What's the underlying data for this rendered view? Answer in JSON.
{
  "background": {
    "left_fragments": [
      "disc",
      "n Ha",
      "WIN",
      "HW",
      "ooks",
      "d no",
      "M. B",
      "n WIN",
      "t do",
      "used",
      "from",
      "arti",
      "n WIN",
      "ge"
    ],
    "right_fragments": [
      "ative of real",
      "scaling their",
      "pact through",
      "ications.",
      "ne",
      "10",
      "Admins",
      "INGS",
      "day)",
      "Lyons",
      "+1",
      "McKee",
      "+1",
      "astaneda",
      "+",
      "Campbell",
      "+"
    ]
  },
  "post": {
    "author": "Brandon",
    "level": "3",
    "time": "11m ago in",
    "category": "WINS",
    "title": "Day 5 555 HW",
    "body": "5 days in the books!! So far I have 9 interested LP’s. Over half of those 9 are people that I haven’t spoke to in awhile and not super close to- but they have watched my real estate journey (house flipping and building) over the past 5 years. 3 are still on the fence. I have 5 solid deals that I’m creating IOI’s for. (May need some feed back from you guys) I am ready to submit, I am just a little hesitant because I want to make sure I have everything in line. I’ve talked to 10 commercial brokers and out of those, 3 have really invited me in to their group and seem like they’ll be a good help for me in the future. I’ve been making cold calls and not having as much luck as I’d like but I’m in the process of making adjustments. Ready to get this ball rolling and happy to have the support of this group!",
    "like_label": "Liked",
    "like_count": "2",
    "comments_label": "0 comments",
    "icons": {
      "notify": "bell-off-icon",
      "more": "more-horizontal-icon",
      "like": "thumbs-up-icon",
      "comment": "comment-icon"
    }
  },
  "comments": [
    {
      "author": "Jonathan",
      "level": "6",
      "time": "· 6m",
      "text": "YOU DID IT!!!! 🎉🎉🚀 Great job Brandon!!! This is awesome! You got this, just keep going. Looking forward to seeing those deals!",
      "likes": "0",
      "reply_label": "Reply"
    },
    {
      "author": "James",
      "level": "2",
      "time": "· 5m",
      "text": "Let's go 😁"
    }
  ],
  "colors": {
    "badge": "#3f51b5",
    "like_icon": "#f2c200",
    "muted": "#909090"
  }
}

What this task involves – Identify each line containing the string "text" and copy it out.

Solution to the exercise –
      "text": "YOU DID IT!!!! 🎉🎉🚀 Great job Brandon!!! This is awesome! You got this, just keep going. Looking forward to seeing those deals!",
      "text": "Let's go 😁"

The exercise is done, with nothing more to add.